» WRITTEN INSTRUCTION:
Provide the records once more, identical to the original.

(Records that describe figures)
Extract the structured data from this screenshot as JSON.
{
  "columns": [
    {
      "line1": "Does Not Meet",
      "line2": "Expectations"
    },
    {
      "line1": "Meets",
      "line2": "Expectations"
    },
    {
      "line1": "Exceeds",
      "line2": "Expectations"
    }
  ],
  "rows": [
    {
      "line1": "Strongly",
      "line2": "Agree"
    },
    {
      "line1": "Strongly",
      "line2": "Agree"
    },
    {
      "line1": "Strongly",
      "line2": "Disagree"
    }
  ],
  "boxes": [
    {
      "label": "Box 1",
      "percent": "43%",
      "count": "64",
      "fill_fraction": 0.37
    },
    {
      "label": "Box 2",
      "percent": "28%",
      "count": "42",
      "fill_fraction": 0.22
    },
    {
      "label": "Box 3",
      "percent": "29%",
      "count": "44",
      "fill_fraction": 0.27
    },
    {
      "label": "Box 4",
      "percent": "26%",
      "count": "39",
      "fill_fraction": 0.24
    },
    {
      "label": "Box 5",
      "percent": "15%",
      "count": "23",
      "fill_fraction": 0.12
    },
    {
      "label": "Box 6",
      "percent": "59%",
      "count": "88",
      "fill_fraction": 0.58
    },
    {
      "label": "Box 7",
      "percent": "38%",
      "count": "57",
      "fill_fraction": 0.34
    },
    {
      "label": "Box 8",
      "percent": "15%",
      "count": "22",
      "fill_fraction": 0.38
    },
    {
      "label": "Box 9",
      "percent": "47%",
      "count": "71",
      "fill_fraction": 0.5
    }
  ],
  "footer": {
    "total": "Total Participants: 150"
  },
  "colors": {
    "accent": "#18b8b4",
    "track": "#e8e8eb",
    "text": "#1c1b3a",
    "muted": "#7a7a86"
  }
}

» RESULT BELOW:
Extract the structured data from this screenshot as JSON.
{
  "columns": [
    {
      "line1": "Does Not Meet",
      "line2": "Expectations"
    },
    {
      "line1": "Meets",
      "line2": "Expectations"
    },
    {
      "line1": "Exceeds",
      "line2": "Expectations"
    }
  ],
  "rows": [
    {
      "line1": "Strongly",
      "line2": "Agree"
    },
    {
      "line1": "Strongly",
      "line2": "Agree"
    },
    {
      "line1": "Strongly",
      "line2": "Disagree"
    }
  ],
  "boxes": [
    {
      "label": "Box 1",
      "percent": "43%",
      "count": "64",
      "fill_fraction": 0.37
    },
    {
      "label": "Box 2",
      "percent": "28%",
      "count": "42",
      "fill_fraction": 0.22
    },
    {
      "label": "Box 3",
      "percent": "29%",
      "count": "44",
      "fill_fraction": 0.27
    },
    {
      "label": "Box 4",
      "percent": "26%",
      "count": "39",
      "fill_fraction": 0.24
    },
    {
      "label": "Box 5",
      "percent": "15%",
      "count": "23",
      "fill_fraction": 0.12
    },
    {
      "label": "Box 6",
      "percent": "59%",
      "count": "88",
      "fill_fraction": 0.58
    },
    {
      "label": "Box 7",
      "percent": "38%",
      "count": "57",
      "fill_fraction": 0.34
    },
    {
      "label": "Box 8",
      "percent": "15%",
      "count": "22",
      "fill_fraction": 0.38
    },
    {
      "label": "Box 9",
      "percent": "47%",
      "count": "71",
      "fill_fraction": 0.5
    }
  ],
  "footer": {
    "total": "Total Participants: 150"
  },
  "colors": {
    "accent": "#18b8b4",
    "track": "#e8e8eb",
    "text": "#1c1b3a",
    "muted": "#7a7a86"
  }
}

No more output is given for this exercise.